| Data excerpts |

────────────────────────────────────────

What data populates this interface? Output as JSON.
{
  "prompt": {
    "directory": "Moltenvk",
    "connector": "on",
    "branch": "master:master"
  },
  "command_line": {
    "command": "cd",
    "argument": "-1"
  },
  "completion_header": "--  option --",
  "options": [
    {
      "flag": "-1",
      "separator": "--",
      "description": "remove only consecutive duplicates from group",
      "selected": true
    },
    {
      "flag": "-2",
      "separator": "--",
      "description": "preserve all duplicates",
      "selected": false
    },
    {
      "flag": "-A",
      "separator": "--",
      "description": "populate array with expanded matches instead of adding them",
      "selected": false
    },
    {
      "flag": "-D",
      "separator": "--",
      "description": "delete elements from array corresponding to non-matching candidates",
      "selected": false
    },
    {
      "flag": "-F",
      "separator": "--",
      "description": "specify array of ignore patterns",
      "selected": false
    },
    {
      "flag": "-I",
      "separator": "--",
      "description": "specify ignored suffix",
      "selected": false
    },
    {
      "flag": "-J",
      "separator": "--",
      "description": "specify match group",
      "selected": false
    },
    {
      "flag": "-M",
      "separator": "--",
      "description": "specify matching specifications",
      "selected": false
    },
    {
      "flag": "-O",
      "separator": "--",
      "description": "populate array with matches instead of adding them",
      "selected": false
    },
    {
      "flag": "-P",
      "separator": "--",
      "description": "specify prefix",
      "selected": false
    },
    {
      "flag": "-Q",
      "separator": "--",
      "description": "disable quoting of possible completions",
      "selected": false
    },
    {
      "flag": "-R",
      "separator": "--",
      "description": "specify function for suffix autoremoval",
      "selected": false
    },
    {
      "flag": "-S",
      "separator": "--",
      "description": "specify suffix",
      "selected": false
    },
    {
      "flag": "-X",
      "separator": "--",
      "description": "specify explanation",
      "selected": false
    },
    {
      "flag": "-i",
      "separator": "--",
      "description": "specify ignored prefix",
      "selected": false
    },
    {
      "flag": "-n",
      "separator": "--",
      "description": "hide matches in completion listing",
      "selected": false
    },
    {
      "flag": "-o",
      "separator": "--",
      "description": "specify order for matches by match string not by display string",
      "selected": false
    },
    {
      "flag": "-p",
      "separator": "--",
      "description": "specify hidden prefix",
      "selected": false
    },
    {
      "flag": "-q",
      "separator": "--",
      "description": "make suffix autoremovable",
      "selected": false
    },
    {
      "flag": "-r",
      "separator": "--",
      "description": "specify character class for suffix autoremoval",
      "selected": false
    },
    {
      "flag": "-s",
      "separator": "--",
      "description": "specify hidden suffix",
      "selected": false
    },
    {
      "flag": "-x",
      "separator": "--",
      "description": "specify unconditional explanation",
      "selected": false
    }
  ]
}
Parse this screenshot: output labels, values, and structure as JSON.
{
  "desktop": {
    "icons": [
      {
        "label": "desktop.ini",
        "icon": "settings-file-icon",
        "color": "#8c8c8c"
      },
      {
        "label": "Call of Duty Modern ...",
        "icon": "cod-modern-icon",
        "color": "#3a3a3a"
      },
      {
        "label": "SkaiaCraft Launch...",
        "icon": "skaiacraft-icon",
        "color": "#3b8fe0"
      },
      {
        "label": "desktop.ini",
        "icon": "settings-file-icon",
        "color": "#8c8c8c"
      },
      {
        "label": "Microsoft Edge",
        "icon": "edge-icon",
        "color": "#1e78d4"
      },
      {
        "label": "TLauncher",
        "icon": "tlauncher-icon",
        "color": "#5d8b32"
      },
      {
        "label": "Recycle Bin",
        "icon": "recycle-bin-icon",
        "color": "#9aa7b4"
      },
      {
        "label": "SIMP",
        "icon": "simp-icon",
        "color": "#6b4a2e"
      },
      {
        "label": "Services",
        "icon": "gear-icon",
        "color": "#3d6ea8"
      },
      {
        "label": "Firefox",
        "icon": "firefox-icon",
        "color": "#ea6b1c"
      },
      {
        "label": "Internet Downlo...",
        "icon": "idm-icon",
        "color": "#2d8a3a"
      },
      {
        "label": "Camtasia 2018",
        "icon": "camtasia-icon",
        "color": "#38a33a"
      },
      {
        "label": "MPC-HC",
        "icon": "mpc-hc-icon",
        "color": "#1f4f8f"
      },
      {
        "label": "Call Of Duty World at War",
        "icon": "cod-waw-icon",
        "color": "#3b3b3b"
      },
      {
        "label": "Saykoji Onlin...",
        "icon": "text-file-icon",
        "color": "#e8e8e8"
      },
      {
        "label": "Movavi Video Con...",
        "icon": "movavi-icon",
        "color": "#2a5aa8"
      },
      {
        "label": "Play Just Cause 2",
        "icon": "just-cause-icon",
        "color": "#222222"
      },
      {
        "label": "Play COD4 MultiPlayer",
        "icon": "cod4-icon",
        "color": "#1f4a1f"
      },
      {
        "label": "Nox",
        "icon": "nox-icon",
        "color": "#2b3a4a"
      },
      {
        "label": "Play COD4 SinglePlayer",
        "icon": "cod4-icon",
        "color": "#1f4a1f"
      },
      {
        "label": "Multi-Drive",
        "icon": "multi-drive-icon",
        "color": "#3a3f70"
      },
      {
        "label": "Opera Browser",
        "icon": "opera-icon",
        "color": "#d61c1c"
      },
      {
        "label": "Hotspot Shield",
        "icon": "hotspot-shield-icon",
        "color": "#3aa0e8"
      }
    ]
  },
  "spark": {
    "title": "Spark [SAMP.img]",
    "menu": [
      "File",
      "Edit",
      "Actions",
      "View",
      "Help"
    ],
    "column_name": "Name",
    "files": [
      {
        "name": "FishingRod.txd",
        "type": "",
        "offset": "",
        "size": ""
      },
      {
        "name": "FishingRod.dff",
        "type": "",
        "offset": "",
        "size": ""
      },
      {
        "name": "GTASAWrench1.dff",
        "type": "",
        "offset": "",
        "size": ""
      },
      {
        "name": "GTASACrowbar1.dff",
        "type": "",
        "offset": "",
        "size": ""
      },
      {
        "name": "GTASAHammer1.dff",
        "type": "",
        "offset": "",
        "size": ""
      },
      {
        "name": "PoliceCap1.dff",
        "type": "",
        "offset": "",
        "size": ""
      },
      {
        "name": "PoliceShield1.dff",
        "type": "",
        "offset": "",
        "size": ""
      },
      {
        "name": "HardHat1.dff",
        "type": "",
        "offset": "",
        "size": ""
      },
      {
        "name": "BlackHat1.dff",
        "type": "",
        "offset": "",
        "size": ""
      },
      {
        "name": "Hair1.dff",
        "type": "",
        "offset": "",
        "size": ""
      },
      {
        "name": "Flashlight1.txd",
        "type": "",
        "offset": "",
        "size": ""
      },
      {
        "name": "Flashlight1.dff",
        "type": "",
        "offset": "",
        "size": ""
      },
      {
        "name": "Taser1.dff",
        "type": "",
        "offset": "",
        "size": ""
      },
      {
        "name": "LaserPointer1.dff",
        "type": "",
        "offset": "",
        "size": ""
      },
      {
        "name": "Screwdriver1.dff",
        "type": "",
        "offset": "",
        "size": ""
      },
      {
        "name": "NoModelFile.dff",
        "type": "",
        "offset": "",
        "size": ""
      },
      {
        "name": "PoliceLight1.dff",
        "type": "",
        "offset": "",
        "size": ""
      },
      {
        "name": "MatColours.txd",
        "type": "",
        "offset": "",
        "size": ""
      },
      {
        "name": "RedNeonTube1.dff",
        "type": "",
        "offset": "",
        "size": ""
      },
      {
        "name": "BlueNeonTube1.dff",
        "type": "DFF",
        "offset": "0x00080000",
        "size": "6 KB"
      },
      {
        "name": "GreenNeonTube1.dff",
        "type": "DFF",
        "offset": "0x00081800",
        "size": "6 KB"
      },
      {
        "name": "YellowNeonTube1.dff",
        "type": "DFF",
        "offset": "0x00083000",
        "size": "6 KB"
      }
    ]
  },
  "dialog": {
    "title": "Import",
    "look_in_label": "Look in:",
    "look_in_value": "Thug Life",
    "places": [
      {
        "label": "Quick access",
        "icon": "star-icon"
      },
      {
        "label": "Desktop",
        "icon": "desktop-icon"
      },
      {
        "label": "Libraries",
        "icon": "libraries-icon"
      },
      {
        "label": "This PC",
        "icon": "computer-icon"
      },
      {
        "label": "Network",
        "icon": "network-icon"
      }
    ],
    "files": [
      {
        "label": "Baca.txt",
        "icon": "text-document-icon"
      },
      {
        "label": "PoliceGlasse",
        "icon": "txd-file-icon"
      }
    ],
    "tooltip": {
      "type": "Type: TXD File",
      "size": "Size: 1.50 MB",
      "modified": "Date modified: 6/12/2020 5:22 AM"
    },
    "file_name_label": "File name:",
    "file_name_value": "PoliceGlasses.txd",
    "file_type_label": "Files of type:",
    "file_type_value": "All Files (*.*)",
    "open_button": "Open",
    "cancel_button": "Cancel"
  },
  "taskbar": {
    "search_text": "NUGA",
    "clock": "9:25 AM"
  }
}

────────────────────────────────────────

| Task |
Extract every line of the records above that contains the word "suffix".

| The reply |
      "description": "specify ignored suffix",
      "description": "specify function for suffix autoremoval",
      "description": "specify suffix",
      "description": "make suffix autoremovable",
      "description": "specify character class for suffix autoremoval",
      "description": "specify hidden suffix",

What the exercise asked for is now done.